* TASK DIRECTIONS
Go through the listing below and gather every line with the word "мрежа".

* TASK MATERIAL
..............................

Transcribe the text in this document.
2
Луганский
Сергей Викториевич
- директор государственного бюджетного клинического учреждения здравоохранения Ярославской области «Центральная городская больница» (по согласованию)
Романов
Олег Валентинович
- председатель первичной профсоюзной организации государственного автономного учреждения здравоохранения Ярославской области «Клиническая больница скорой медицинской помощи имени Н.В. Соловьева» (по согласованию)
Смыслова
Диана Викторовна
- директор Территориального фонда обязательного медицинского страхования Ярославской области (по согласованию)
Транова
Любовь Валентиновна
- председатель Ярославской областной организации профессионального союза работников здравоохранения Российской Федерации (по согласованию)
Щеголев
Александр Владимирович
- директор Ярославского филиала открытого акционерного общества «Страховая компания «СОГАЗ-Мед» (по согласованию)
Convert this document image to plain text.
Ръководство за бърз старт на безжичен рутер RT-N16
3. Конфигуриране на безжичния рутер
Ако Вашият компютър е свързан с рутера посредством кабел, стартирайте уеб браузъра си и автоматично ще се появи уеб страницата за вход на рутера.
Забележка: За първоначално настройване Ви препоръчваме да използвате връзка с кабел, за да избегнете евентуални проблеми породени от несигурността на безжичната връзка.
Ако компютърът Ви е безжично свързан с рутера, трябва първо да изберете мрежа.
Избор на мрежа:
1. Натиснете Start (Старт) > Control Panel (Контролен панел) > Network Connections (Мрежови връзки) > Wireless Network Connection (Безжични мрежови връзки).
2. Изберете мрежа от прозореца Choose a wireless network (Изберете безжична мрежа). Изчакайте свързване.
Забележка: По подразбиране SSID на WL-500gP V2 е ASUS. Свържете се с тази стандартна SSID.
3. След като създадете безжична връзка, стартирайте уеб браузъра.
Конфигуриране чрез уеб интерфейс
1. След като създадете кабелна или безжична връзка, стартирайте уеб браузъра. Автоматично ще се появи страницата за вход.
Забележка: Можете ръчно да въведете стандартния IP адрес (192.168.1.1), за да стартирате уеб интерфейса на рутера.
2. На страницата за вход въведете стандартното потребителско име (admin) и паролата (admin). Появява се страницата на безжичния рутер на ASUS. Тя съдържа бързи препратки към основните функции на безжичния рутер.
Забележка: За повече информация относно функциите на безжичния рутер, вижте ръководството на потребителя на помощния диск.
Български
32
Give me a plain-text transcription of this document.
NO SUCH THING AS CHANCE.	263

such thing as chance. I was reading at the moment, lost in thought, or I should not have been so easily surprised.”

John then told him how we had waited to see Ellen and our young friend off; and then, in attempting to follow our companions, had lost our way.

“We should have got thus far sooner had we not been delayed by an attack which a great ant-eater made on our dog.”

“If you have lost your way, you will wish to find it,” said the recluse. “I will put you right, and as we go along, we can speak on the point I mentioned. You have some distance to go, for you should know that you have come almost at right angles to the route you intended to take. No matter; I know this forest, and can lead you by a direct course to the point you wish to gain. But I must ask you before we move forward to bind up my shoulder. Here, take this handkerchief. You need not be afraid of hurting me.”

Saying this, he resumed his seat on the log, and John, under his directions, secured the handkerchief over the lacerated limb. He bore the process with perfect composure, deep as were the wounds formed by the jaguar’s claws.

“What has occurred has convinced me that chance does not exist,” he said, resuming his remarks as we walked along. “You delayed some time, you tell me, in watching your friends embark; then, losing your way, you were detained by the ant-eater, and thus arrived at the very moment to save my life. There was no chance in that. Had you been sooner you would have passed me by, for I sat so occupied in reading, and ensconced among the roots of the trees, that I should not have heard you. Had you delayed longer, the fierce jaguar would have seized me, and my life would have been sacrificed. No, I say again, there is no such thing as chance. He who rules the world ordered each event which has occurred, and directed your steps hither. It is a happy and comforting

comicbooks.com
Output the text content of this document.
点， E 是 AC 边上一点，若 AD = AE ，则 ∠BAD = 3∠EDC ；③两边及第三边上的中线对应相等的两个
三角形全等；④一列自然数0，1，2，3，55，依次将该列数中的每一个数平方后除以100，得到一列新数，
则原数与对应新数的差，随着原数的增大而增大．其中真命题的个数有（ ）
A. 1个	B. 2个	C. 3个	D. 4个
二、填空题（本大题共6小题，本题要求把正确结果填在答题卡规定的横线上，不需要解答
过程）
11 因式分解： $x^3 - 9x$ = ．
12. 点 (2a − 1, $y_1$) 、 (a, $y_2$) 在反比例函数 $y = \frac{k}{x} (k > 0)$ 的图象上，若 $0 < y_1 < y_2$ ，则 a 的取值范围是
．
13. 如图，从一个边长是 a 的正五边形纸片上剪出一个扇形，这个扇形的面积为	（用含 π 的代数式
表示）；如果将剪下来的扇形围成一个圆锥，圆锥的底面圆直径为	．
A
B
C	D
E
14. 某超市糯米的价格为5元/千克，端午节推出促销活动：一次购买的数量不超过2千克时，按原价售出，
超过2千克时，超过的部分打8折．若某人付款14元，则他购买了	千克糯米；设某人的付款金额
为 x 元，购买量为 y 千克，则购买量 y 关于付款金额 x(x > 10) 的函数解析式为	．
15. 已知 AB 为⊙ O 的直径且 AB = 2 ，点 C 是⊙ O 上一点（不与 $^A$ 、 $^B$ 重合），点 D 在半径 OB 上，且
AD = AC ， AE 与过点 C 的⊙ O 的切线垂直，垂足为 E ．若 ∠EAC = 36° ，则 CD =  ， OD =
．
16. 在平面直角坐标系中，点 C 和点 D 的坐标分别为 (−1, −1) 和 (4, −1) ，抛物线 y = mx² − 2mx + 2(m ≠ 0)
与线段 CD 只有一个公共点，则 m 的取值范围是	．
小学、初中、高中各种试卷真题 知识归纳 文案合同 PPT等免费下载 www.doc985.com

..............................

* EXPECTED ANSWER
Ако компютърът Ви е безжично свързан с рутера, трябва първо да изберете мрежа.
Избор на мрежа:
2. Изберете мрежа от прозореца Choose a wireless network (Изберете безжична мрежа). Изчакайте свързване.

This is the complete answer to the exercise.